## To be done
1) Repeat the passage of the Dororo/Kaihōku single article that begins at "Asian Kung-Fu Generation singles" and ends at "download on iTunes.", swapping "double A-side" for "split release".
2) Carry on the article about the Dororo/Kaihōku single from where it stops.

## Document passage
Single by Asian Kung-Fu Generation

from the album Planet Folks
- Released: 15 May 2019
- Studio: Landmark Studio Cold Brain Studio
- Length: 2:41 (Dororo) 4:14 (Kaihōku)
- Label: Ki/oon
- Songwriter(s): Masafumi Gotoh (Lyrics) Masafumi Gotoh; Takahiro Yamada (Music);
- Producer(s): Asian Kung-Fu Generation

Asian Kung-Fu Generation singles chronology
| "Boys & Girls" (2018) | "Dororo/Kaihōku" (2019) | "Dialogue/Furetai Tashikametai" (2020) |

= Dororo/Kaihōku =

"Dororo" and "Kaihōku" (解放区, Liberation Zone) are songs by Japanese rock band Asian Kung-Fu Generation. Both songs were released as a double A-side and become their 26th single on 15 May 2019. "Dororo" was used as second opening theme for 2019 anime, Dororo. Prior to the single release, "Dororo" was available for digital download on iTunes.

"Kaihōku" is the official support song of Fujieda MYFC, and it was broadcast at the stadium in a match against AC Nagano Parceiro before the single's release. Gotoh is also scheduled to perform the song at Fujieda's upcoming game against Vegalta Sendai on 12 July 2025.

==Music video==
The music video for "Dororo" was directed by Hiroteru Matsuda. The video presented in disturbing theme with a strange creature wanders inside building and Masafumi Gotoh sing with water effect in different scenes. The video itself is about "a strange creature that lives in a human heart".

## Supplied data
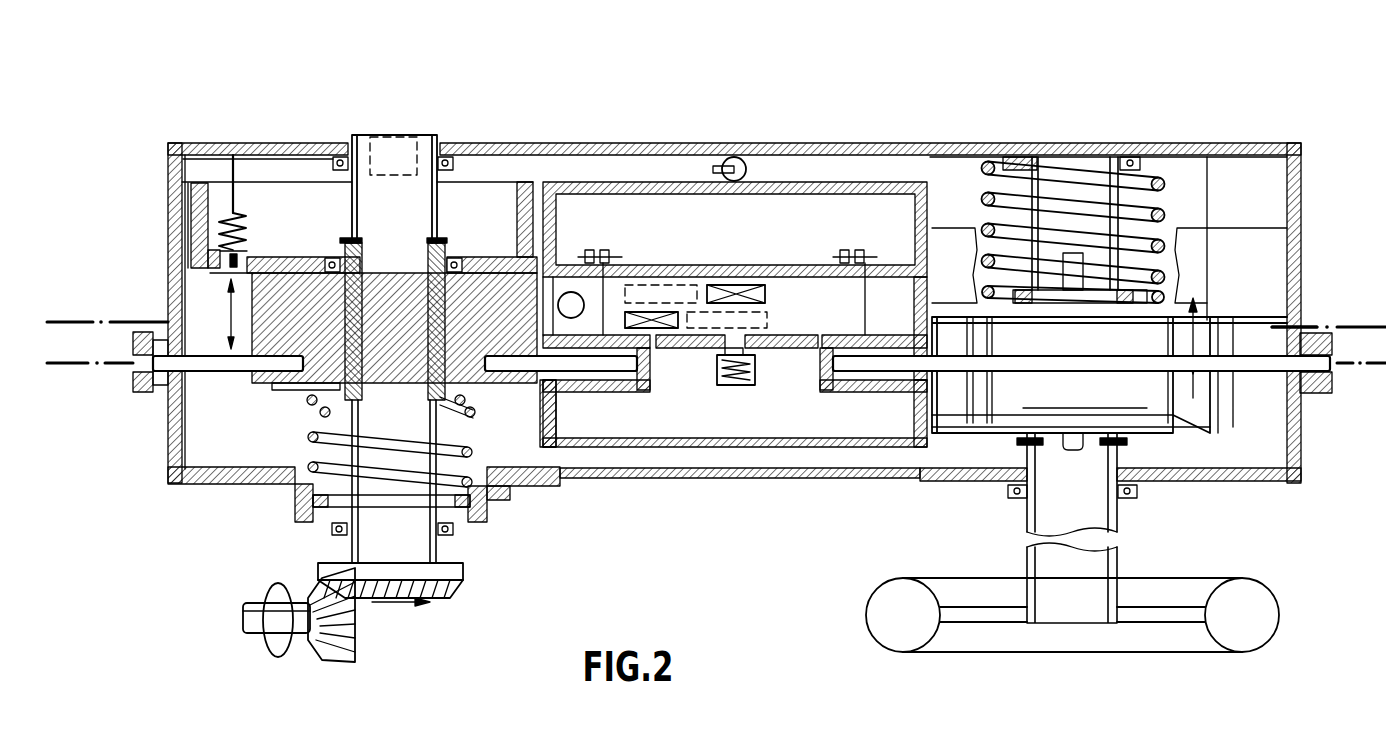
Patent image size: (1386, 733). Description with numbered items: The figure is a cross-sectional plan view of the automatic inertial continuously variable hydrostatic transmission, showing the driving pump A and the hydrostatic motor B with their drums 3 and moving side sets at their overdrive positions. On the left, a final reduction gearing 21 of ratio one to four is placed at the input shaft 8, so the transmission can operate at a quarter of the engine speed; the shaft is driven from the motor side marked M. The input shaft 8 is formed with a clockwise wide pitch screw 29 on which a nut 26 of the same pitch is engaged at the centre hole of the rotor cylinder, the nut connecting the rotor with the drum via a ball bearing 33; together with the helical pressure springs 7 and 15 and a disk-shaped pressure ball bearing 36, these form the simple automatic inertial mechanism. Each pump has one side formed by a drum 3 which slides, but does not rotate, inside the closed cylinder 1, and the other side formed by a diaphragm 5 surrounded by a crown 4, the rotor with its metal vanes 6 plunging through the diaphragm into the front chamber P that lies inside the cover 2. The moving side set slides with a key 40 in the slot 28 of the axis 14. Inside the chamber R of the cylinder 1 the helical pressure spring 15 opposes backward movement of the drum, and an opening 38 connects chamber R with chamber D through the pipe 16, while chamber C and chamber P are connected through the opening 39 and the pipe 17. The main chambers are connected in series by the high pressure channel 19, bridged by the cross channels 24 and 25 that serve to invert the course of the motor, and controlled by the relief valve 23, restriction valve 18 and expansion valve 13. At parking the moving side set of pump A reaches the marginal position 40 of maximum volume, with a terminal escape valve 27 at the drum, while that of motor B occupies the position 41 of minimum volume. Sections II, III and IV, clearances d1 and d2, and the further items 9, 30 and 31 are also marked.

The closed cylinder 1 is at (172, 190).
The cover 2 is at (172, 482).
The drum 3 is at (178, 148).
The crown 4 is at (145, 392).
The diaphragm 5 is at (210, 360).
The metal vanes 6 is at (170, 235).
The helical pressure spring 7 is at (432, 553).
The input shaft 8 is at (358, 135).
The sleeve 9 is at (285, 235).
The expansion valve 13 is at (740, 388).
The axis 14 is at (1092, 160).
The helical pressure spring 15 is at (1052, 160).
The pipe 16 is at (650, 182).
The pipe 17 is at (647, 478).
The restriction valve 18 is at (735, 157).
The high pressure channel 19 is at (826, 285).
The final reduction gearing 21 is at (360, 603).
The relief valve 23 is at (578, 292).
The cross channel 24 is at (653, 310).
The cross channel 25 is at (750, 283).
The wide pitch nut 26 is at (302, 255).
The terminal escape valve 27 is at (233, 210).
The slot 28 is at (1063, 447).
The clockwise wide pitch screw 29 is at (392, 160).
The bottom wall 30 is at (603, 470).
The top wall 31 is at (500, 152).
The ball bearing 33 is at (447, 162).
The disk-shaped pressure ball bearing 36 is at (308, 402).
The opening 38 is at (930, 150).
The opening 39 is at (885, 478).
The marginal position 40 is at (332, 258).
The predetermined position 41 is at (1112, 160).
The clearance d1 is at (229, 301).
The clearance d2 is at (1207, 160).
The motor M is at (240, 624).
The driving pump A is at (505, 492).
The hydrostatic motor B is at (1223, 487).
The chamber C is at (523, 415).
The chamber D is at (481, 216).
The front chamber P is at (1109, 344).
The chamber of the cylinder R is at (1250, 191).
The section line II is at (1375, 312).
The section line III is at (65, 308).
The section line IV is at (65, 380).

## Answers provided
1)
Asian Kung-Fu Generation singles chronology
| "Boys & Girls" (2018) | "Dororo/Kaihōku" (2019) | "Dialogue/Furetai Tashikametai" (2020) |

= Dororo/Kaihōku =

"Dororo" and "Kaihōku" (解放区, Liberation Zone) are songs by Japanese rock band Asian Kung-Fu Generation. Both songs were released as a split release and become their 26th single on 15 May 2019. "Dororo" was used as second opening theme for 2019 anime, Dororo. Prior to the single release, "Dororo" was available for digital download on iTunes.

2)
The music video for "Kaihōku" was directed by Masaki Ōkita. They shot the music video on 23 April 2019 and recruited 200 fans as extras. The video starts with Gotoh sleeping on a moving couch, then waking up to sing the song. Other band members enter the building with many shoes and papers spread around. In a different scene, everyone looks sad and in despair. But during Gotoh's poetry, the door opens and they start to go out. The video ends with band and fans are singing together cheerfully and moving on.

==Track listing==

CD
| No. | Title | Length |
|---|---|---|
| 1. | "Dororo" | 2:41 |
| 2. | "Kaihōku" (解放区 Liberation Zone) | 4:14 |
| Total length: |  | 6:55 |

Limited Edition (Blu-ray)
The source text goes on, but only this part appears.